### TÂCHES À RÉALISER
a) Dans le texte sur l'incertitude de mesure, relevez les qualités que doit avoir la procédure qui sert à caractériser la qualité du résultat d'un mesurage.
b) Poursuivez le texte sur l'incertitude de mesure après sa dernière phrase.

### EXTRAIT DU DOCUMENT
|---|
L'incertitude de mesure
Evaluation

« Lorsqu’on rend compte du résultat d’un mesurage d’une grandeur physique, il faut obligatoirement donner une indication quantitative sur la qualité du résultat pour que ceux qui l’utiliseront puissent estimer sa fiabilité. En l’absence d’une telle indication, les résultats de mesure ne peuvent pas être comparés soit entre eux, soit par rapport à ces valeurs de référence données dans une spécification ou une norme. Aussi est-il nécessaire qu’il existe une procédure facilement applicable, aisément compréhensible et largement acceptée pour caractériser la qualité du résultat d’un mesurage, c’est-à-dire pour évaluer et exprimer son incertitude. »

GUM


L’évaluation de l’incertitude de mesure peut s’exprimer à partir de certaines caractéristiques du processus de mesure telles que la sélectivité, la spécificité, la justesse, la fidélité, la linéarité, la sensibilité, la répétabilité, la reproductibilité, la robustesse, etc. Généralement, ces caractéristiques s’évaluent grâce à des travaux expérimentaux où l’estimation de l’incertitude de mesure implique de considérer toutes les sources d’erreur connues dans le processus de mesure. Cette estimation doit être effectuée conformément au « Guide de l’expression de l’incertitude de mesure » (GUM) [1].
|---|
### ENTRÉES ENREGISTRÉES
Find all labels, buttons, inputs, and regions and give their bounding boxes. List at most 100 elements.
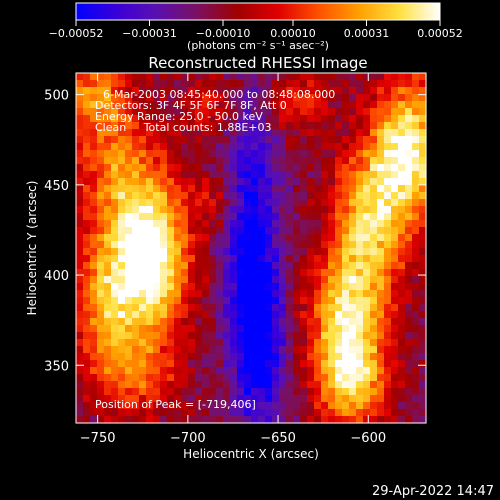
heatmap-cell [356, 227, 364, 235]
heatmap-cell [398, 136, 406, 144]
heatmap-cell [279, 367, 287, 375]
heatmap-cell [139, 143, 147, 151]
heatmap-cell [244, 213, 252, 221]
heatmap-cell [286, 290, 294, 298]
heatmap-cell [272, 339, 280, 347]
heatmap-cell [244, 325, 252, 333]
heatmap-cell [97, 325, 105, 333]
heatmap-cell [146, 157, 154, 165]
heatmap-cell [377, 318, 385, 326]
heatmap-cell [111, 122, 119, 130]
heatmap-cell [230, 129, 238, 137]
heatmap-cell [265, 332, 273, 340]
heatmap-cell [307, 255, 315, 263]
heatmap-cell [342, 318, 350, 326]
heatmap-cell [300, 150, 308, 158]
heatmap-cell [349, 220, 357, 228]
heatmap-cell [356, 178, 364, 186]
heatmap-cell [363, 80, 371, 88]
heatmap-cell [279, 353, 287, 361]
heatmap-cell [314, 255, 322, 263]
heatmap-cell [405, 178, 413, 186]
heatmap-cell [251, 297, 259, 305]
heatmap-cell [223, 269, 231, 277]
heatmap-cell [377, 297, 385, 305]
heatmap-cell [398, 276, 406, 284]
heatmap-cell [83, 318, 91, 326]
heatmap-cell [279, 234, 287, 242]
heatmap-cell [293, 171, 301, 179]
heatmap-cell [195, 178, 203, 186]
heatmap-cell [384, 220, 392, 228]
heatmap-cell [391, 129, 399, 137]
plot-timestamp: 29-Apr-2022 14:47 [372, 484, 494, 499]
heatmap-cell [125, 213, 133, 221]
heatmap-cell [342, 262, 350, 270]
heatmap-cell [90, 339, 98, 347]
heatmap-cell [363, 311, 371, 319]
heatmap-cell [132, 381, 140, 389]
heatmap-cell [265, 290, 273, 298]
heatmap-cell [132, 73, 140, 81]
heatmap-cell [83, 122, 91, 130]
heatmap-cell [209, 381, 217, 389]
heatmap-cell [405, 227, 413, 235]
heatmap-cell [97, 185, 105, 193]
heatmap-cell [293, 388, 301, 396]
heatmap-cell [251, 171, 259, 179]
heatmap-cell [272, 276, 280, 284]
heatmap-cell [377, 94, 385, 102]
heatmap-cell [167, 73, 175, 81]
heatmap-cell [293, 129, 301, 137]
heatmap-cell [118, 318, 126, 326]
heatmap-cell [405, 108, 413, 116]
heatmap-cell [111, 157, 119, 165]
heatmap-cell [125, 157, 133, 165]
heatmap-cell [412, 304, 420, 312]
heatmap-cell [314, 101, 322, 109]
heatmap-cell [363, 241, 371, 249]
heatmap-cell [139, 332, 147, 340]
heatmap-cell [90, 283, 98, 291]
heatmap-cell [377, 143, 385, 151]
heatmap-cell [398, 213, 406, 221]
heatmap-cell [412, 164, 420, 172]
heatmap-cell [160, 164, 168, 172]
heatmap-cell [377, 206, 385, 214]
heatmap-cell [146, 122, 154, 130]
heatmap-cell [244, 80, 252, 88]
heatmap-cell [321, 199, 329, 207]
heatmap-cell [244, 206, 252, 214]
heatmap-cell [342, 136, 350, 144]
x-tick-label: −650 [260, 431, 296, 446]
heatmap-cell [286, 269, 294, 277]
heatmap-cell [209, 122, 217, 130]
heatmap-cell [230, 220, 238, 228]
heatmap-cell [174, 185, 182, 193]
heatmap-cell [223, 325, 231, 333]
heatmap-cell [258, 395, 266, 403]
heatmap-cell [209, 353, 217, 361]
heatmap-cell [118, 269, 126, 277]
heatmap-cell [419, 304, 427, 312]
heatmap-cell [97, 269, 105, 277]
heatmap-cell [265, 248, 273, 256]
heatmap-cell [258, 129, 266, 137]
heatmap-cell [209, 360, 217, 368]
heatmap-cell [279, 171, 287, 179]
heatmap-cell [76, 87, 84, 95]
heatmap-cell [111, 220, 119, 228]
heatmap-cell [363, 388, 371, 396]
heatmap-cell [293, 143, 301, 151]
heatmap-cell [111, 381, 119, 389]
heatmap-cell [258, 332, 266, 340]
heatmap-cell [370, 73, 378, 81]
heatmap-cell [125, 115, 133, 123]
heatmap-cell [139, 171, 147, 179]
heatmap-cell [83, 374, 91, 382]
heatmap-cell [237, 185, 245, 193]
heatmap-cell [265, 318, 273, 326]
heatmap-cell [405, 276, 413, 284]
heatmap-cell [188, 241, 196, 249]
heatmap-cell [405, 143, 413, 151]
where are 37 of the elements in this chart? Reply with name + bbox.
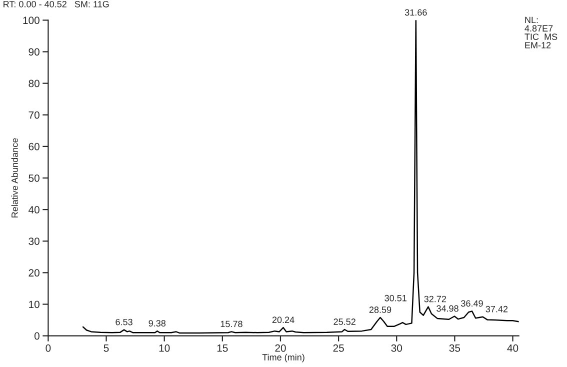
annotation: 32.72	[424, 296, 446, 302]
text: NL: 4.87E7 TIC MS EM-12	[524, 16, 558, 48]
annotation: 36.49	[461, 300, 483, 307]
x-tick-label: 25	[333, 344, 344, 352]
x-tick-label: 10	[159, 344, 170, 352]
x-tick-label: 40	[507, 344, 518, 352]
x-tick-label: 5	[104, 344, 109, 352]
annotation: 31.66	[404, 9, 427, 16]
y-tick-label: 0	[34, 332, 40, 340]
text: RT: 0.00 - 40.52 SM: 11G	[4, 0, 109, 8]
x-tick-label: 20	[275, 344, 286, 352]
y-tick-label: 80	[28, 80, 40, 88]
x-axis-title: Time (min)	[262, 354, 304, 362]
annotation: 25.52	[334, 318, 356, 325]
line-series	[82, 20, 519, 334]
x-tick-label: 0	[46, 344, 51, 352]
annotation: 28.59	[369, 306, 392, 313]
y-tick-label: 50	[28, 174, 40, 182]
y-axis-title: Relative Abundance	[11, 138, 18, 218]
y-tick-label: 30	[28, 238, 40, 245]
annotation: 34.98	[436, 305, 458, 312]
annotation: 20.24	[272, 316, 294, 324]
y-tick-label: 20	[28, 269, 40, 277]
x-tick-label: 30	[391, 344, 402, 352]
y-tick-label: 10	[29, 300, 40, 308]
annotation: 15.78	[220, 320, 242, 328]
y-tick-label: 90	[28, 48, 40, 56]
annotation: 30.51	[384, 294, 406, 302]
annotation: 6.53	[116, 318, 132, 326]
annotation: 37.42	[486, 306, 508, 312]
annotation: 9.38	[148, 320, 166, 327]
x-tick-label: 35	[449, 344, 460, 352]
y-tick-label: 70	[28, 111, 40, 119]
y-tick-label: 40	[28, 206, 40, 214]
x-tick-label: 15	[217, 344, 228, 352]
y-tick-label: 100	[23, 16, 40, 24]
y-tick-label: 60	[28, 142, 40, 150]
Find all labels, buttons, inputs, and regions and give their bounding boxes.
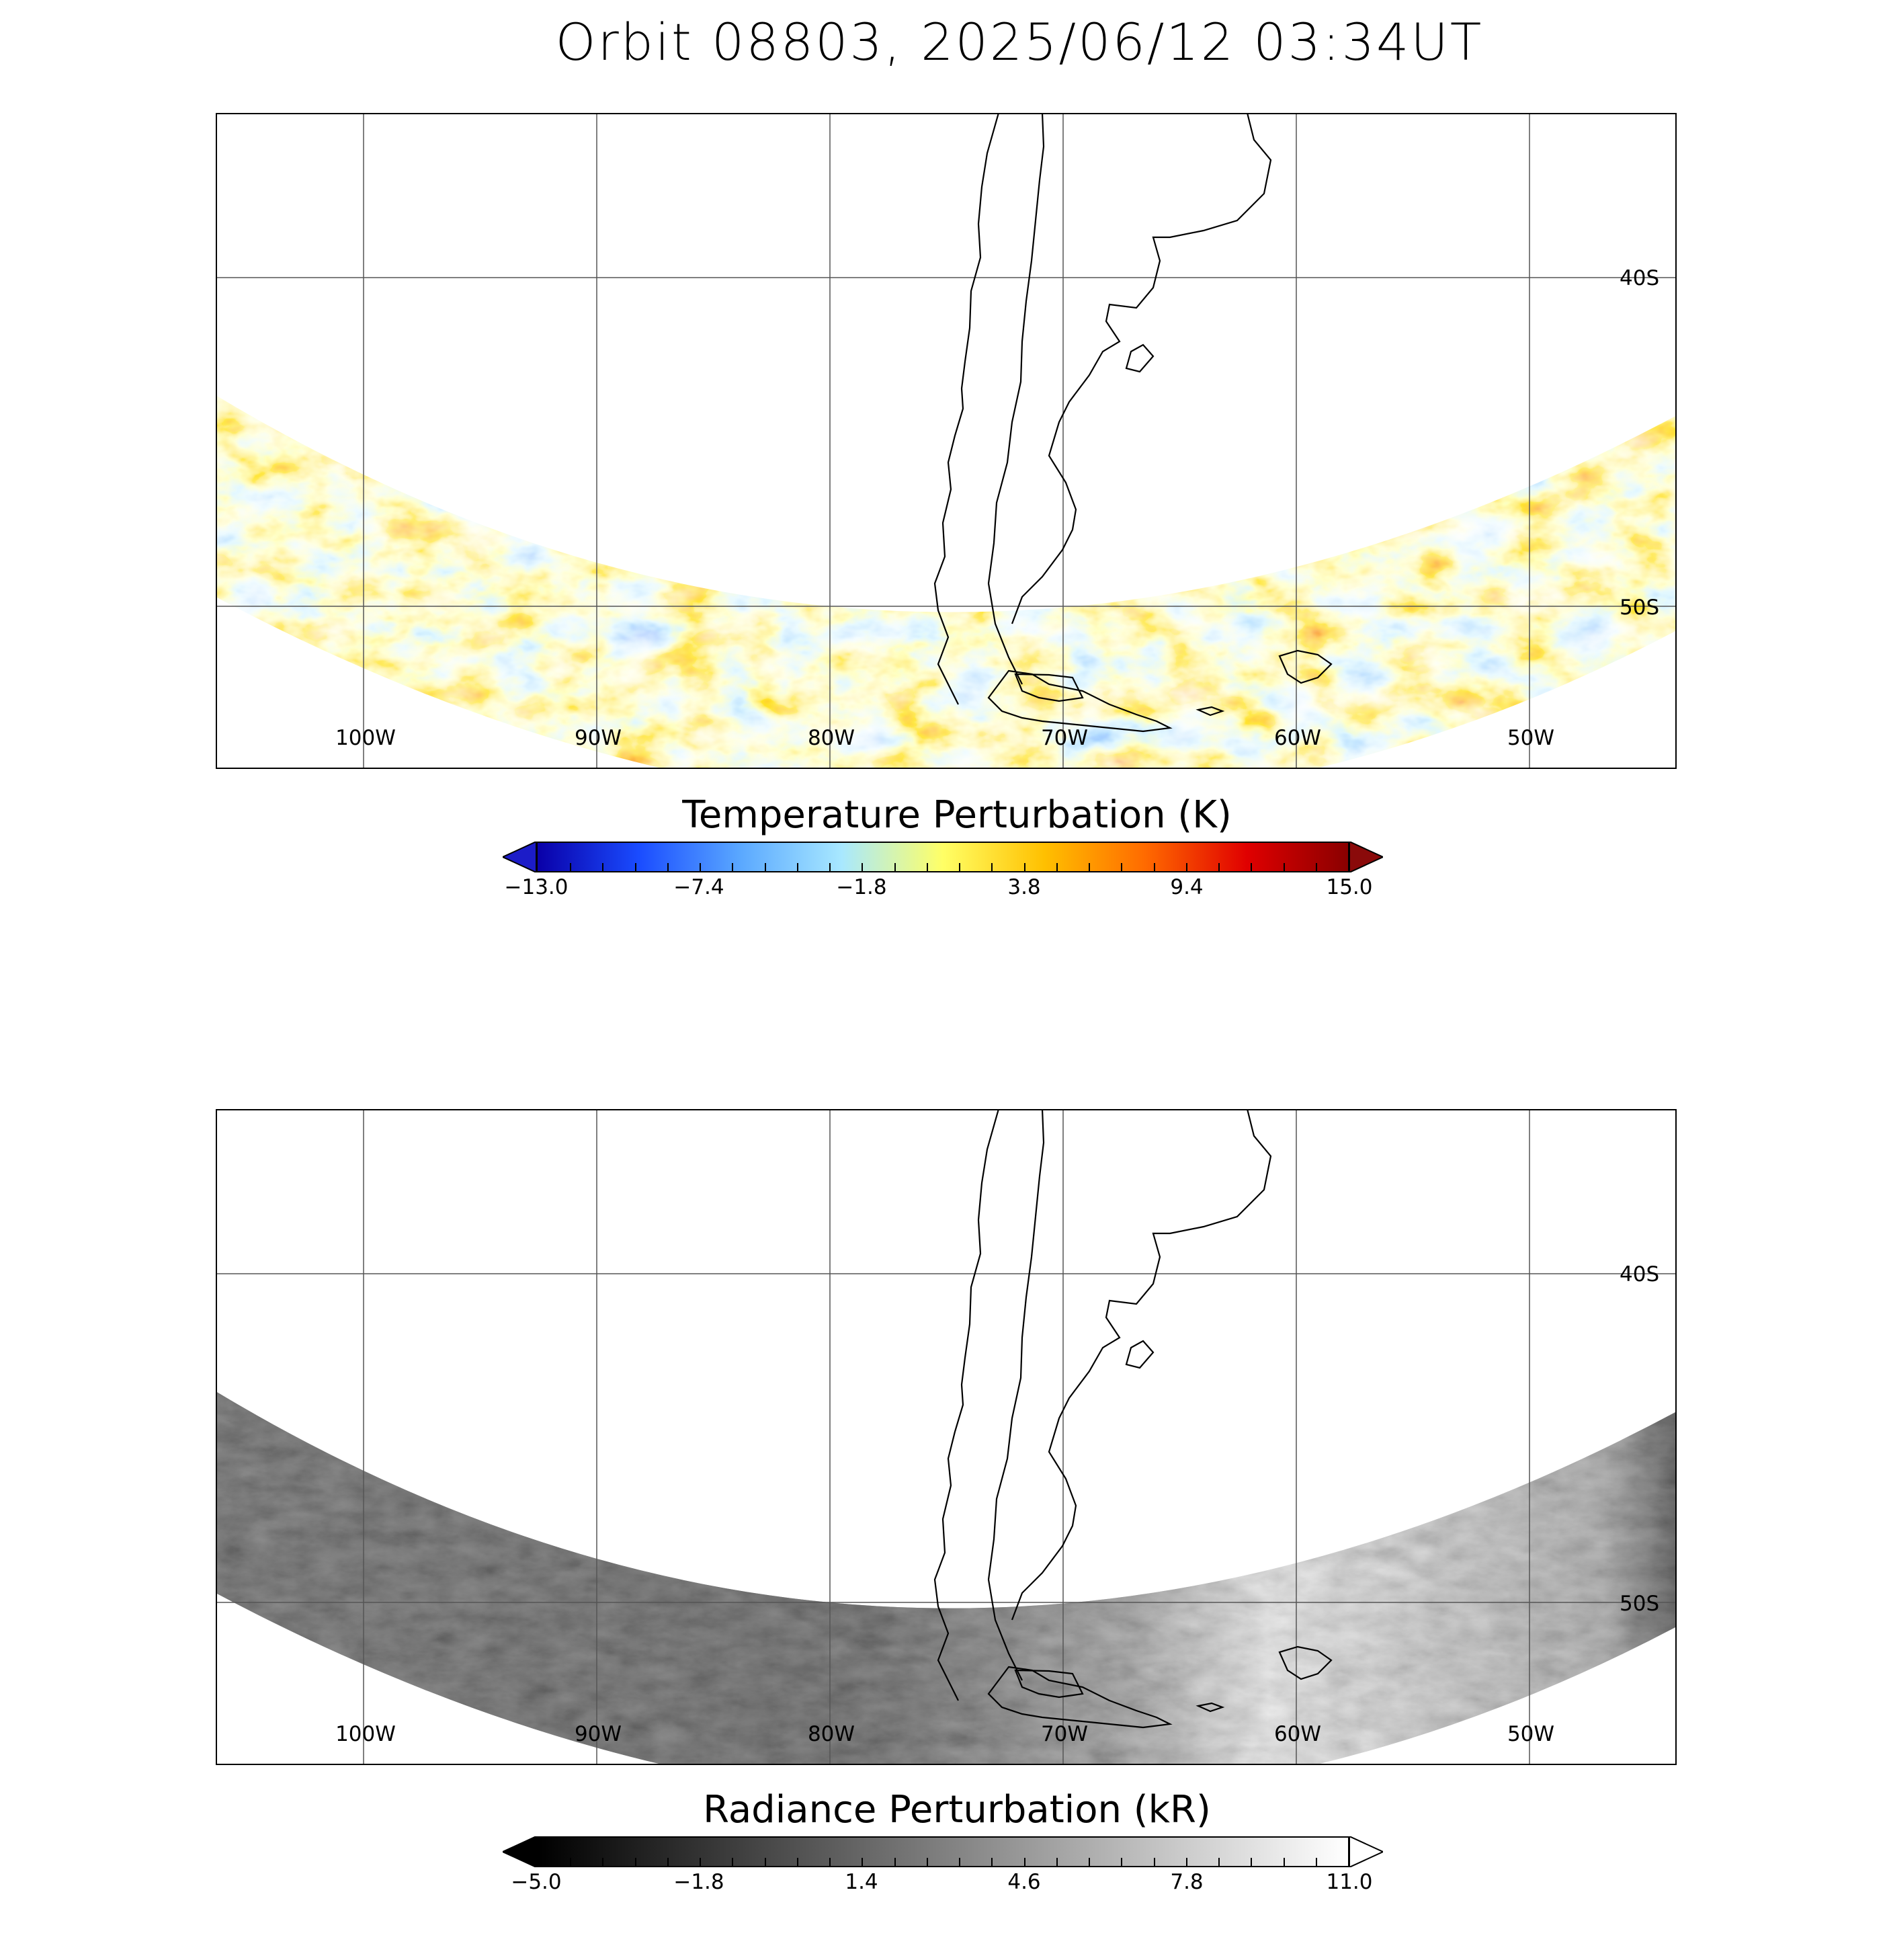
|---|
### RÉPONSES PAR TÂCHE
a)
- facilement applicable
- aisément compréhensible
- largement acceptée

b)
Nous prendrons dans un premier temps l’exemple de la hauteur d’un point de l’échantillon que nous souhaitons mesurer à l’aide de l’AFM métrologique. Cette hauteur Z est appelée le mesurande, il est la grandeur particulière que nous cherchons à mesurer. Nous procédons donc à un mesurage qui consiste à déterminer la valeur de ce mesurande par le biais de l’AFM métrologique en réalisant une multitude de mesures sur ce même point de l’échantillon, le résultat de ce mesurage est donc déterminé sur la base d’une série de i observations. Ainsi, les valeurs Zi trouvées sur ces observations répétées vont fluctuer autour d’une moyenne sous l’influence de grandeurs ayant un impact sur le résultat de mesure de la hauteur de référence Zr (figure 1). Durant une série de mesures où Z est la moyenne de la série d’observation des valeurs Zi, nous avons dans cet exemple trois types d’erreur. L’une est définie par l’erreur de mesure qui est la différence entre la valeur mesurée Zi et la valeur de référence Zr. La deuxième est l’erreur aléatoire (composante aléatoire) durant les mesures répétées qui varie de façon imprévisible autour de Z, elle est représentative de la fidélité des mesures. La dernière est l’erreur systématique (composante systématique) qui demeure constante entre Zr et Z ou peut varier de façon prévisible, elle est représentative de la justesse des mesures.


Figure 1 - Valeurs obtenues pour l’exemple de mesurage de la hauteur Z d’un point de l’échantillon avec l’AFM métrologique. Zr est la hauteur que nous cherchons à mesurer, Z est la moyenne de la série d’observation des valeurs Zi mesurées.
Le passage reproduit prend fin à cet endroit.